* [Information supplied]:
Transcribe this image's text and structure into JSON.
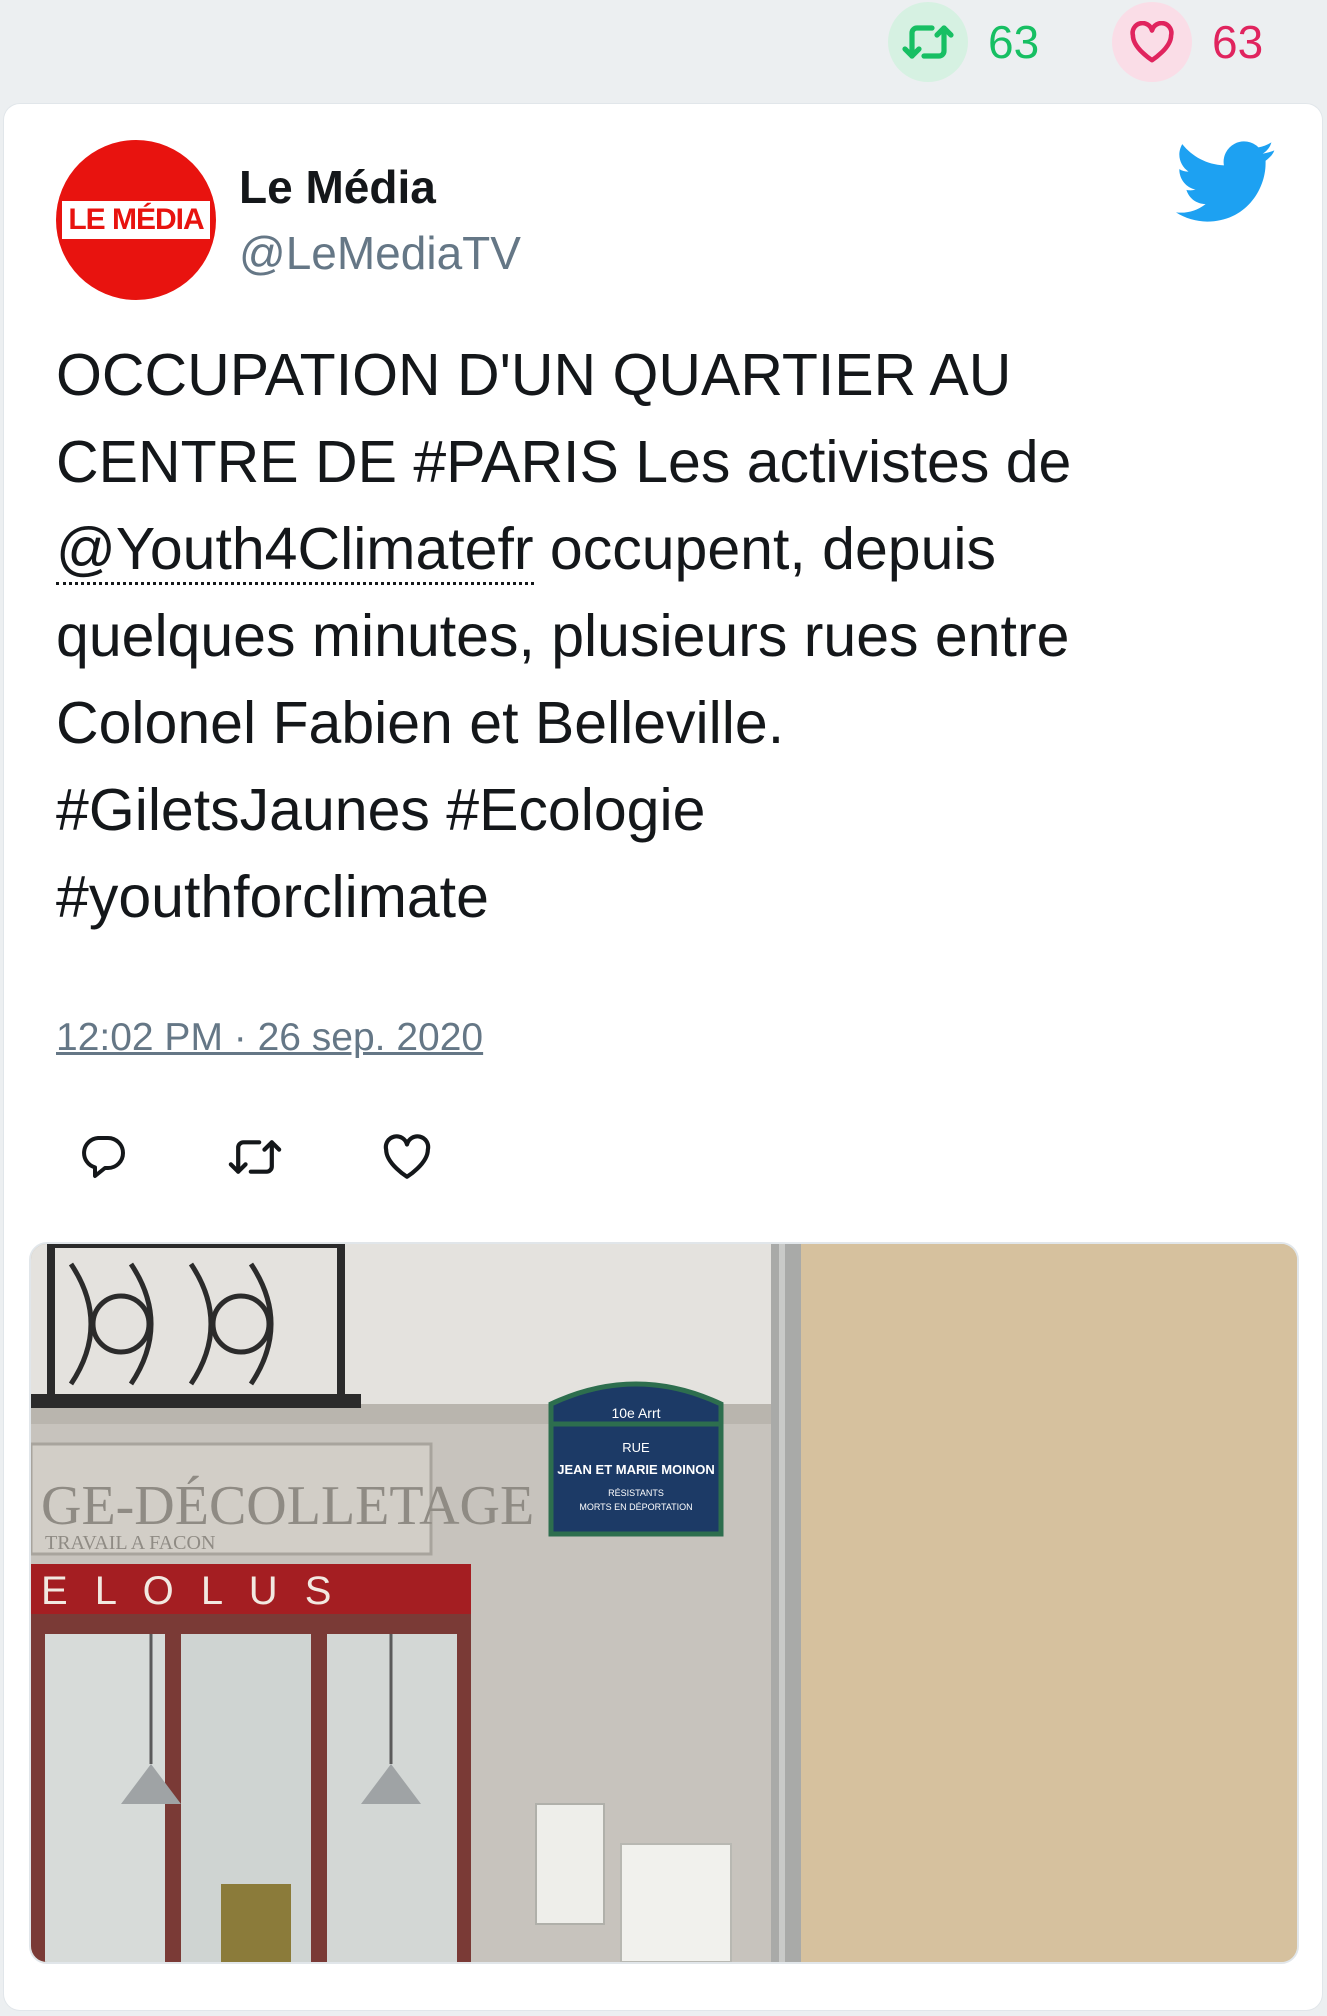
{
  "stats": {
    "retweet_count": "63",
    "like_count": "63"
  },
  "author": {
    "display_name": "Le Média",
    "handle": "@LeMediaTV",
    "avatar_text": "LE MÉDIA"
  },
  "tweet": {
    "text_line1": "OCCUPATION D'UN QUARTIER AU",
    "text_line2": "CENTRE DE #PARIS Les activistes de",
    "mention": "@Youth4Climatefr",
    "text_line3_rest": " occupent, depuis",
    "text_line4": "quelques minutes, plusieurs rues entre",
    "text_line5": "Colonel Fabien et Belleville.",
    "text_line6": "#GiletsJaunes #Ecologie",
    "text_line7": "#youthforclimate",
    "timestamp": "12:02 PM · 26 sep. 2020"
  },
  "media": {
    "street_sign_arrondissement": "10e Arrt",
    "street_sign_line1": "RUE",
    "street_sign_line2": "JEAN ET MARIE MOINON",
    "street_sign_line3": "RÉSISTANTS",
    "street_sign_line4": "MORTS EN DÉPORTATION",
    "shop_sign": "GE-DÉCOLLETAGE",
    "shop_subsign": "TRAVAIL A FACON",
    "red_sign": "E L O L U S"
  },
  "icons": {
    "retweet_icon": "retweet-icon",
    "like_icon": "heart-icon",
    "reply_icon": "reply-icon",
    "bird_icon": "twitter-bird-icon"
  },
  "colors": {
    "retweet": "#17bf63",
    "like": "#e0245e",
    "twitter_blue": "#1da1f2",
    "avatar_red": "#e8130f"
  }
}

* [What you will do]: Reproduce the data above in full, exactly as it is, with the pictures left out.

* [Answer to this exercise]:
Transcribe this image's text and structure into JSON.
{
  "stats": {
    "retweet_count": "63",
    "like_count": "63"
  },
  "author": {
    "display_name": "Le Média",
    "handle": "@LeMediaTV",
    "avatar_text": "LE MÉDIA"
  },
  "tweet": {
    "text_line1": "OCCUPATION D'UN QUARTIER AU",
    "text_line2": "CENTRE DE #PARIS Les activistes de",
    "mention": "@Youth4Climatefr",
    "text_line3_rest": " occupent, depuis",
    "text_line4": "quelques minutes, plusieurs rues entre",
    "text_line5": "Colonel Fabien et Belleville.",
    "text_line6": "#GiletsJaunes #Ecologie",
    "text_line7": "#youthforclimate",
    "timestamp": "12:02 PM · 26 sep. 2020"
  },
  "media": {
    "street_sign_arrondissement": "10e Arrt",
    "street_sign_line1": "RUE",
    "street_sign_line2": "JEAN ET MARIE MOINON",
    "street_sign_line3": "RÉSISTANTS",
    "street_sign_line4": "MORTS EN DÉPORTATION",
    "shop_sign": "GE-DÉCOLLETAGE",
    "shop_subsign": "TRAVAIL A FACON",
    "red_sign": "E L O L U S"
  },
  "icons": {
    "retweet_icon": "retweet-icon",
    "like_icon": "heart-icon",
    "reply_icon": "reply-icon",
    "bird_icon": "twitter-bird-icon"
  },
  "colors": {
    "retweet": "#17bf63",
    "like": "#e0245e",
    "twitter_blue": "#1da1f2",
    "avatar_red": "#e8130f"
  }
}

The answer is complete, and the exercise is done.